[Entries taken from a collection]
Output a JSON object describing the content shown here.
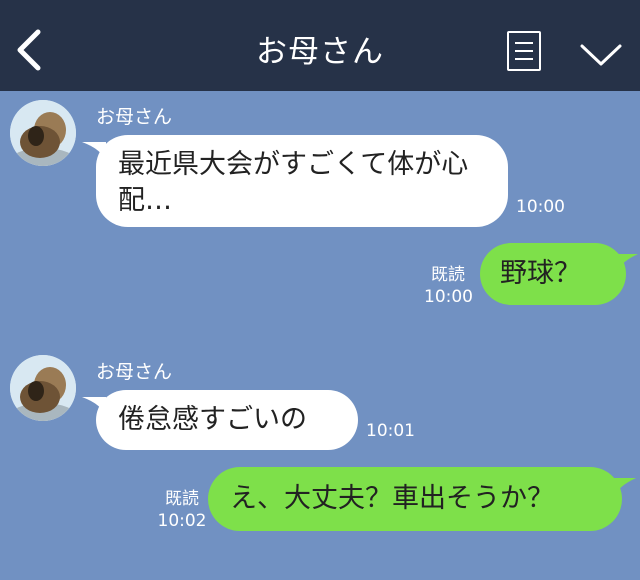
{
  "header": {
    "title": "お母さん",
    "back_icon": "chevron-left-icon",
    "menu_icon": "menu-list-icon",
    "collapse_icon": "chevron-down-icon"
  },
  "messages": [
    {
      "sender": "お母さん",
      "text": "最近県大会がすごくて体が心配…",
      "time": "10:00"
    },
    {
      "text": "野球？",
      "read": "既読",
      "time": "10:00"
    },
    {
      "sender": "お母さん",
      "text": "倦怠感すごいの",
      "time": "10:01"
    },
    {
      "text": "え、大丈夫？車出そうか？",
      "read": "既読",
      "time": "10:02"
    }
  ],
  "colors": {
    "background": "#7191c2",
    "header": "#263248",
    "incoming": "#ffffff",
    "outgoing": "#7ee04a"
  }
}
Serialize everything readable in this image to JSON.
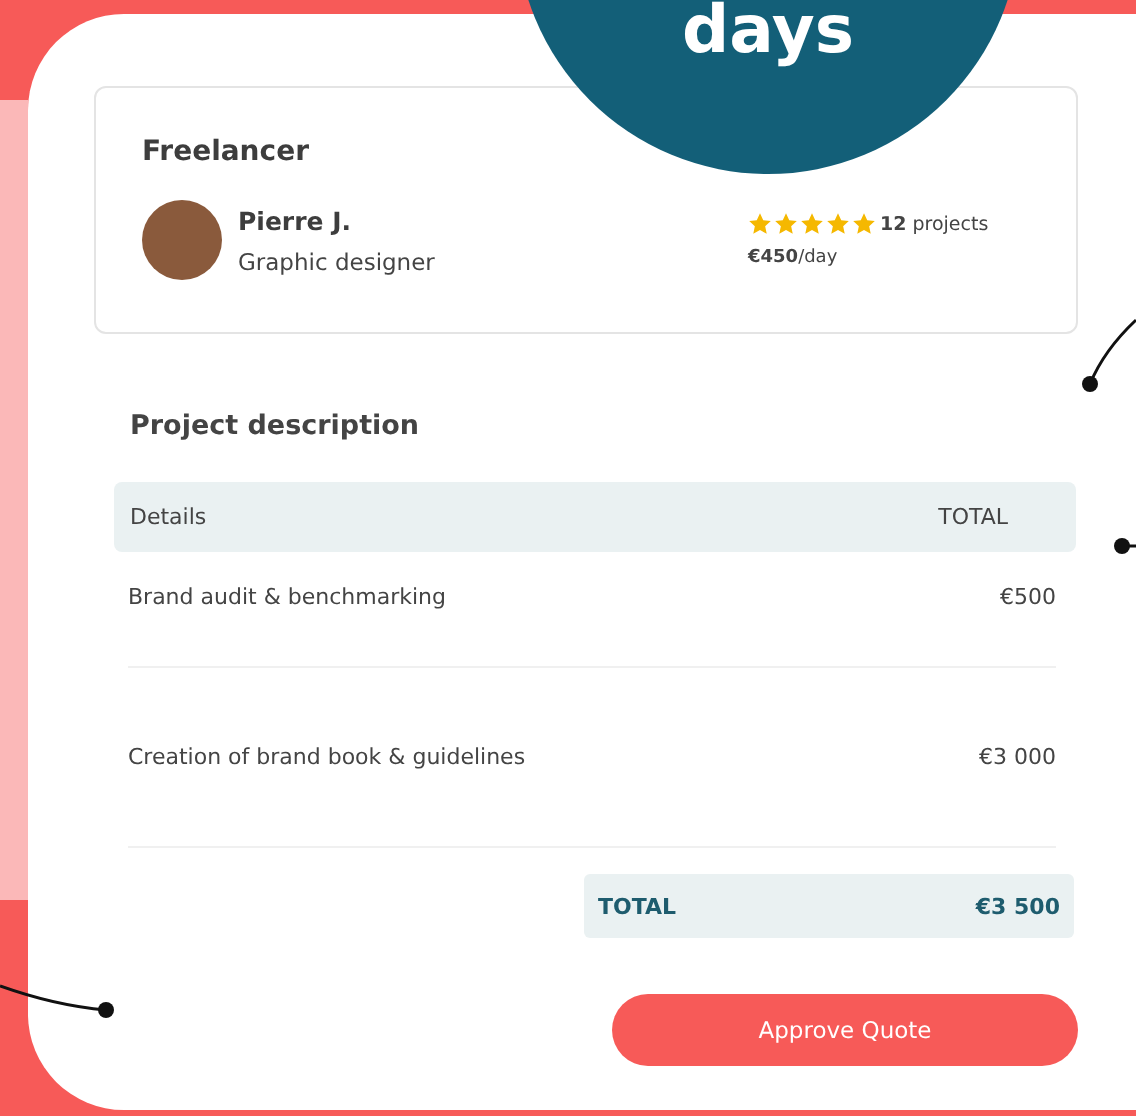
{
  "badge": {
    "text": "days"
  },
  "freelancer": {
    "heading": "Freelancer",
    "name": "Pierre J.",
    "role": "Graphic designer",
    "stars": 5,
    "projects_count": "12",
    "projects_label": "projects",
    "rate": "€450",
    "rate_unit": "/day"
  },
  "project": {
    "heading": "Project description",
    "columns": [
      "Details",
      "TOTAL"
    ],
    "rows": [
      {
        "details": "Brand audit & benchmarking",
        "total": "€500"
      },
      {
        "details": "Creation of brand book & guidelines",
        "total": "€3 000"
      }
    ],
    "total_label": "TOTAL",
    "total_value": "€3 500"
  },
  "button": {
    "label": "Approve Quote"
  }
}
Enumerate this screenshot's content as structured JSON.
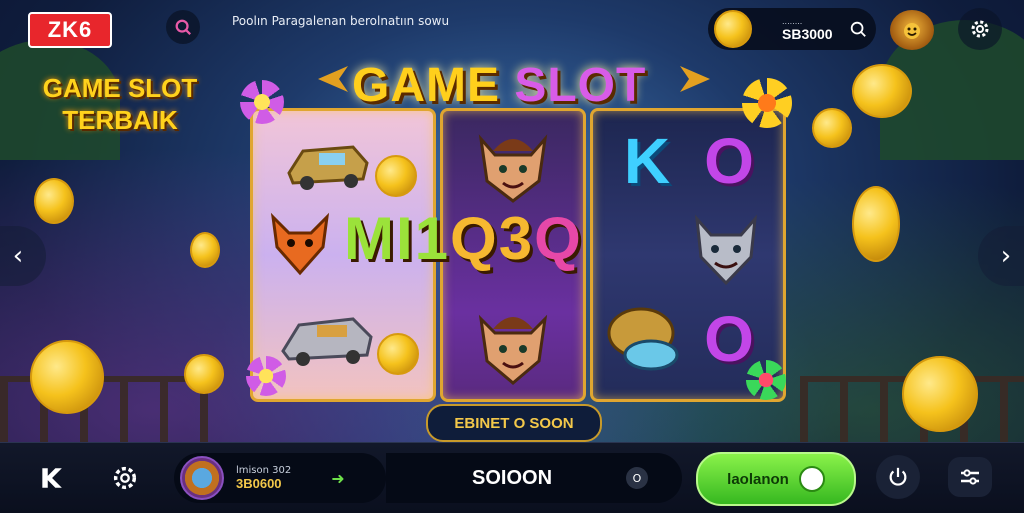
{
  "header": {
    "logo_text": "ZK6",
    "marquee_text": "Poolın Paragalenan berolnatıın sowu",
    "balance_label": "........",
    "balance_value": "SB3000"
  },
  "promo": {
    "line1": "GAME SLOT",
    "line2": "TERBAIK"
  },
  "title": {
    "word1": "GAME",
    "word2": "SLOT"
  },
  "reels": {
    "letters": [
      "K",
      "O",
      "O"
    ]
  },
  "middle_banner": {
    "part1": "MI1",
    "part2": "Q3",
    "part3": "Q"
  },
  "bonus_pill": "EBINET O SOON",
  "bottom": {
    "player_label": "lmison 302",
    "player_value": "3B0600",
    "bet_value": "SOIOON",
    "bet_info": "O",
    "spin_label": "laolanon"
  },
  "colors": {
    "accent_gold": "#f3c84a",
    "spin_green": "#36b820",
    "logo_red": "#e8262c"
  }
}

- [WORK TO DO] Keep every word of the data as it is when you write it out, but drop the pictures.

- [TASK RESPONSE]
Output a JSON object describing the content shown here.
{
  "header": {
    "title": "お母さん",
    "back_icon": "chevron-left-icon",
    "menu_icon": "menu-list-icon",
    "collapse_icon": "chevron-down-icon"
  },
  "messages": [
    {
      "sender": "お母さん",
      "text": "最近県大会がすごくて体が心配…",
      "time": "10:00"
    },
    {
      "text": "野球？",
      "read": "既読",
      "time": "10:00"
    },
    {
      "sender": "お母さん",
      "text": "倦怠感すごいの",
      "time": "10:01"
    },
    {
      "text": "え、大丈夫？車出そうか？",
      "read": "既読",
      "time": "10:02"
    }
  ],
  "colors": {
    "background": "#7191c2",
    "header": "#263248",
    "incoming": "#ffffff",
    "outgoing": "#7ee04a"
  }
}
Serialize everything readable in this image to JSON.
{
  "badge": {
    "text": "days"
  },
  "freelancer": {
    "heading": "Freelancer",
    "name": "Pierre J.",
    "role": "Graphic designer",
    "stars": 5,
    "projects_count": "12",
    "projects_label": "projects",
    "rate": "€450",
    "rate_unit": "/day"
  },
  "project": {
    "heading": "Project description",
    "columns": [
      "Details",
      "TOTAL"
    ],
    "rows": [
      {
        "details": "Brand audit & benchmarking",
        "total": "€500"
      },
      {
        "details": "Creation of brand book & guidelines",
        "total": "€3 000"
      }
    ],
    "total_label": "TOTAL",
    "total_value": "€3 500"
  },
  "button": {
    "label": "Approve Quote"
  }
}
Enumerate this screenshot's content as structured JSON.
{
  "header": {
    "logo_text": "ZK6",
    "marquee_text": "Poolın Paragalenan berolnatıın sowu",
    "balance_label": "........",
    "balance_value": "SB3000"
  },
  "promo": {
    "line1": "GAME SLOT",
    "line2": "TERBAIK"
  },
  "title": {
    "word1": "GAME",
    "word2": "SLOT"
  },
  "reels": {
    "letters": [
      "K",
      "O",
      "O"
    ]
  },
  "middle_banner": {
    "part1": "MI1",
    "part2": "Q3",
    "part3": "Q"
  },
  "bonus_pill": "EBINET O SOON",
  "bottom": {
    "player_label": "lmison 302",
    "player_value": "3B0600",
    "bet_value": "SOIOON",
    "bet_info": "O",
    "spin_label": "laolanon"
  },
  "colors": {
    "accent_gold": "#f3c84a",
    "spin_green": "#36b820",
    "logo_red": "#e8262c"
  }
}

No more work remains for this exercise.